Data entries:
__________________________________________________

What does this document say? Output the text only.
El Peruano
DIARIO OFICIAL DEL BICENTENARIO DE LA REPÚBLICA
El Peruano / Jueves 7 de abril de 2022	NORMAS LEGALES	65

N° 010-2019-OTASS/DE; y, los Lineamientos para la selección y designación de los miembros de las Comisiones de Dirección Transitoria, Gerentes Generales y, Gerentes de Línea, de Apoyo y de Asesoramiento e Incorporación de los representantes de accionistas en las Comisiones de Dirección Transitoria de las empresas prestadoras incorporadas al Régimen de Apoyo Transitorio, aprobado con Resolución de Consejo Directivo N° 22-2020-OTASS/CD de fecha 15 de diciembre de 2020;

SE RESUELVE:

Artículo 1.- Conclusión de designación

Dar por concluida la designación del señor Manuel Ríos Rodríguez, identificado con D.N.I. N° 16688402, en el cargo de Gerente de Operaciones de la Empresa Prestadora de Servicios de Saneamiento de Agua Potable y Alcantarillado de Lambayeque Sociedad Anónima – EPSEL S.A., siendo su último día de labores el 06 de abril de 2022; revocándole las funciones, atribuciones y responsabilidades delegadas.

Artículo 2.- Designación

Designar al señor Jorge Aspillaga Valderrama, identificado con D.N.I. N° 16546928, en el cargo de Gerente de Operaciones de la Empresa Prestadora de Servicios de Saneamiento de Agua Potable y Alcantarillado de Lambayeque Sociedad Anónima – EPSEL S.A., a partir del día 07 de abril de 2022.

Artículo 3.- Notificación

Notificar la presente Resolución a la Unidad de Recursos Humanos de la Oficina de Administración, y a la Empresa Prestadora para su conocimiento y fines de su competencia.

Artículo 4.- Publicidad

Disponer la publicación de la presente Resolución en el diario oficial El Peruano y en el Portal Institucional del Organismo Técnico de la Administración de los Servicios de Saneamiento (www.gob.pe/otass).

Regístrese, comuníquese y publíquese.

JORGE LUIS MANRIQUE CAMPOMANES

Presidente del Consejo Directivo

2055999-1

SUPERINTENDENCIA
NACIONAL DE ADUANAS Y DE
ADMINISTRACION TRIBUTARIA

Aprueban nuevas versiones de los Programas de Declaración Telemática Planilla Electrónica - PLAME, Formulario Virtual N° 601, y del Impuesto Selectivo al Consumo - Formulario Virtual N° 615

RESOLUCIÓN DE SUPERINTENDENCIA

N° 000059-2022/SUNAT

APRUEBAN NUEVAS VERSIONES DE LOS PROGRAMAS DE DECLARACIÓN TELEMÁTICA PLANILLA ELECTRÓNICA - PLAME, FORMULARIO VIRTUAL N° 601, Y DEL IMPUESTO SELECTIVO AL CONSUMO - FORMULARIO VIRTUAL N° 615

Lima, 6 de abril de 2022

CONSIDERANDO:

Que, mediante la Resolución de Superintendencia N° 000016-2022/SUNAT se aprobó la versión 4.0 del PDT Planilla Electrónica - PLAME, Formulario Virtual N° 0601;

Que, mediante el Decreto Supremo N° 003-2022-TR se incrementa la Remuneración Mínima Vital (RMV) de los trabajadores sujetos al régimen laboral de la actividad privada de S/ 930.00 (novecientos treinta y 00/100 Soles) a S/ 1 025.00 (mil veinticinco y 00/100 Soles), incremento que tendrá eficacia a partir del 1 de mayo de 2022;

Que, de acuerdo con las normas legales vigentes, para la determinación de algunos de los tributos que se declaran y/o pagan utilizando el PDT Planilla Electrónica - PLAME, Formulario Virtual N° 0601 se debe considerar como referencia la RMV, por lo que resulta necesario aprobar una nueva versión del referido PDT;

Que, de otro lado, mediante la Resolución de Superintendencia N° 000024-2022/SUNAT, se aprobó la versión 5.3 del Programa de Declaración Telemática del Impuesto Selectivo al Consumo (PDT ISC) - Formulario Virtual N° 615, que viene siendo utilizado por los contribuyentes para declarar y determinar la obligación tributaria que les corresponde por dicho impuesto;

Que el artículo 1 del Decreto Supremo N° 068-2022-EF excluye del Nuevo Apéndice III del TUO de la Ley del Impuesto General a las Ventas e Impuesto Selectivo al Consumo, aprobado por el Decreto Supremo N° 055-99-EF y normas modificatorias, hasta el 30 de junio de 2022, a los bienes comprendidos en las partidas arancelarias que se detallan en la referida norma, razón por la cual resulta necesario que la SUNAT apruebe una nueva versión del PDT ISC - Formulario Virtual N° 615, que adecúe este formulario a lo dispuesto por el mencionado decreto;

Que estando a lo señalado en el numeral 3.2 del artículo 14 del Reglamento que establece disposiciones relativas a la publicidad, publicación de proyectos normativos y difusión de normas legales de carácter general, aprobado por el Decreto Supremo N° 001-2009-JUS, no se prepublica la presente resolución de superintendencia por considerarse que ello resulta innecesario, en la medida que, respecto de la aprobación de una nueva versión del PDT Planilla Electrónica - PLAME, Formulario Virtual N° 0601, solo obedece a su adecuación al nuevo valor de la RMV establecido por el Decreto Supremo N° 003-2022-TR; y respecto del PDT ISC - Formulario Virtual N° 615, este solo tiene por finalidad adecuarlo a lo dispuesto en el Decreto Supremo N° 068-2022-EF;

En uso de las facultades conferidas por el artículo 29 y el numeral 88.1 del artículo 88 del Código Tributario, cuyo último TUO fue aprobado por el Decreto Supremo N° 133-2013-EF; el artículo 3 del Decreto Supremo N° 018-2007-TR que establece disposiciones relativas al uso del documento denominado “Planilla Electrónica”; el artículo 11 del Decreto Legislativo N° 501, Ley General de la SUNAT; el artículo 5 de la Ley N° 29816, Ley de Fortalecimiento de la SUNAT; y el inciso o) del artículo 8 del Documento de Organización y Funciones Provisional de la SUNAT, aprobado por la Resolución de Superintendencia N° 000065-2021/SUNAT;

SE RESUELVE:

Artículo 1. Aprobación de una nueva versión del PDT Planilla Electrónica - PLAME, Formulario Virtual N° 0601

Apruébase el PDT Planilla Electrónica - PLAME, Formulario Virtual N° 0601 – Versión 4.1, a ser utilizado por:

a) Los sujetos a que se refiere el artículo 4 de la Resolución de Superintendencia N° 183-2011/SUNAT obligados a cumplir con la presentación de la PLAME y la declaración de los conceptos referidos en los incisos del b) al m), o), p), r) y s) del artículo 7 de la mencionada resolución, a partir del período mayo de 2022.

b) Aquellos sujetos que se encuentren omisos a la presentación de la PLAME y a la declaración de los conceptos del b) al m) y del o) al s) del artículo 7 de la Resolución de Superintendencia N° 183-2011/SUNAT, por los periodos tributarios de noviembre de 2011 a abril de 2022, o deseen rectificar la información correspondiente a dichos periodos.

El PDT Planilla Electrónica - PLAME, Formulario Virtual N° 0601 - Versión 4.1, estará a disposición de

__________________________________________________

* **Task requirements**: Please quote every record above exactly as it appears.

* **Finished exercise**:
What does this document say? Output the text only.
El Peruano
DIARIO OFICIAL DEL BICENTENARIO DE LA REPÚBLICA
El Peruano / Jueves 7 de abril de 2022	NORMAS LEGALES	65

N° 010-2019-OTASS/DE; y, los Lineamientos para la selección y designación de los miembros de las Comisiones de Dirección Transitoria, Gerentes Generales y, Gerentes de Línea, de Apoyo y de Asesoramiento e Incorporación de los representantes de accionistas en las Comisiones de Dirección Transitoria de las empresas prestadoras incorporadas al Régimen de Apoyo Transitorio, aprobado con Resolución de Consejo Directivo N° 22-2020-OTASS/CD de fecha 15 de diciembre de 2020;

SE RESUELVE:

Artículo 1.- Conclusión de designación

Dar por concluida la designación del señor Manuel Ríos Rodríguez, identificado con D.N.I. N° 16688402, en el cargo de Gerente de Operaciones de la Empresa Prestadora de Servicios de Saneamiento de Agua Potable y Alcantarillado de Lambayeque Sociedad Anónima – EPSEL S.A., siendo su último día de labores el 06 de abril de 2022; revocándole las funciones, atribuciones y responsabilidades delegadas.

Artículo 2.- Designación

Designar al señor Jorge Aspillaga Valderrama, identificado con D.N.I. N° 16546928, en el cargo de Gerente de Operaciones de la Empresa Prestadora de Servicios de Saneamiento de Agua Potable y Alcantarillado de Lambayeque Sociedad Anónima – EPSEL S.A., a partir del día 07 de abril de 2022.

Artículo 3.- Notificación

Notificar la presente Resolución a la Unidad de Recursos Humanos de la Oficina de Administración, y a la Empresa Prestadora para su conocimiento y fines de su competencia.

Artículo 4.- Publicidad

Disponer la publicación de la presente Resolución en el diario oficial El Peruano y en el Portal Institucional del Organismo Técnico de la Administración de los Servicios de Saneamiento (www.gob.pe/otass).

Regístrese, comuníquese y publíquese.

JORGE LUIS MANRIQUE CAMPOMANES

Presidente del Consejo Directivo

2055999-1

SUPERINTENDENCIA
NACIONAL DE ADUANAS Y DE
ADMINISTRACION TRIBUTARIA

Aprueban nuevas versiones de los Programas de Declaración Telemática Planilla Electrónica - PLAME, Formulario Virtual N° 601, y del Impuesto Selectivo al Consumo - Formulario Virtual N° 615

RESOLUCIÓN DE SUPERINTENDENCIA

N° 000059-2022/SUNAT

APRUEBAN NUEVAS VERSIONES DE LOS PROGRAMAS DE DECLARACIÓN TELEMÁTICA PLANILLA ELECTRÓNICA - PLAME, FORMULARIO VIRTUAL N° 601, Y DEL IMPUESTO SELECTIVO AL CONSUMO - FORMULARIO VIRTUAL N° 615

Lima, 6 de abril de 2022

CONSIDERANDO:

Que, mediante la Resolución de Superintendencia N° 000016-2022/SUNAT se aprobó la versión 4.0 del PDT Planilla Electrónica - PLAME, Formulario Virtual N° 0601;

Que, mediante el Decreto Supremo N° 003-2022-TR se incrementa la Remuneración Mínima Vital (RMV) de los trabajadores sujetos al régimen laboral de la actividad privada de S/ 930.00 (novecientos treinta y 00/100 Soles) a S/ 1 025.00 (mil veinticinco y 00/100 Soles), incremento que tendrá eficacia a partir del 1 de mayo de 2022;

Que, de acuerdo con las normas legales vigentes, para la determinación de algunos de los tributos que se declaran y/o pagan utilizando el PDT Planilla Electrónica - PLAME, Formulario Virtual N° 0601 se debe considerar como referencia la RMV, por lo que resulta necesario aprobar una nueva versión del referido PDT;

Que, de otro lado, mediante la Resolución de Superintendencia N° 000024-2022/SUNAT, se aprobó la versión 5.3 del Programa de Declaración Telemática del Impuesto Selectivo al Consumo (PDT ISC) - Formulario Virtual N° 615, que viene siendo utilizado por los contribuyentes para declarar y determinar la obligación tributaria que les corresponde por dicho impuesto;

Que el artículo 1 del Decreto Supremo N° 068-2022-EF excluye del Nuevo Apéndice III del TUO de la Ley del Impuesto General a las Ventas e Impuesto Selectivo al Consumo, aprobado por el Decreto Supremo N° 055-99-EF y normas modificatorias, hasta el 30 de junio de 2022, a los bienes comprendidos en las partidas arancelarias que se detallan en la referida norma, razón por la cual resulta necesario que la SUNAT apruebe una nueva versión del PDT ISC - Formulario Virtual N° 615, que adecúe este formulario a lo dispuesto por el mencionado decreto;

Que estando a lo señalado en el numeral 3.2 del artículo 14 del Reglamento que establece disposiciones relativas a la publicidad, publicación de proyectos normativos y difusión de normas legales de carácter general, aprobado por el Decreto Supremo N° 001-2009-JUS, no se prepublica la presente resolución de superintendencia por considerarse que ello resulta innecesario, en la medida que, respecto de la aprobación de una nueva versión del PDT Planilla Electrónica - PLAME, Formulario Virtual N° 0601, solo obedece a su adecuación al nuevo valor de la RMV establecido por el Decreto Supremo N° 003-2022-TR; y respecto del PDT ISC - Formulario Virtual N° 615, este solo tiene por finalidad adecuarlo a lo dispuesto en el Decreto Supremo N° 068-2022-EF;

En uso de las facultades conferidas por el artículo 29 y el numeral 88.1 del artículo 88 del Código Tributario, cuyo último TUO fue aprobado por el Decreto Supremo N° 133-2013-EF; el artículo 3 del Decreto Supremo N° 018-2007-TR que establece disposiciones relativas al uso del documento denominado “Planilla Electrónica”; el artículo 11 del Decreto Legislativo N° 501, Ley General de la SUNAT; el artículo 5 de la Ley N° 29816, Ley de Fortalecimiento de la SUNAT; y el inciso o) del artículo 8 del Documento de Organización y Funciones Provisional de la SUNAT, aprobado por la Resolución de Superintendencia N° 000065-2021/SUNAT;

SE RESUELVE:

Artículo 1. Aprobación de una nueva versión del PDT Planilla Electrónica - PLAME, Formulario Virtual N° 0601

Apruébase el PDT Planilla Electrónica - PLAME, Formulario Virtual N° 0601 – Versión 4.1, a ser utilizado por:

a) Los sujetos a que se refiere el artículo 4 de la Resolución de Superintendencia N° 183-2011/SUNAT obligados a cumplir con la presentación de la PLAME y la declaración de los conceptos referidos en los incisos del b) al m), o), p), r) y s) del artículo 7 de la mencionada resolución, a partir del período mayo de 2022.

b) Aquellos sujetos que se encuentren omisos a la presentación de la PLAME y a la declaración de los conceptos del b) al m) y del o) al s) del artículo 7 de la Resolución de Superintendencia N° 183-2011/SUNAT, por los periodos tributarios de noviembre de 2011 a abril de 2022, o deseen rectificar la información correspondiente a dichos periodos.

El PDT Planilla Electrónica - PLAME, Formulario Virtual N° 0601 - Versión 4.1, estará a disposición de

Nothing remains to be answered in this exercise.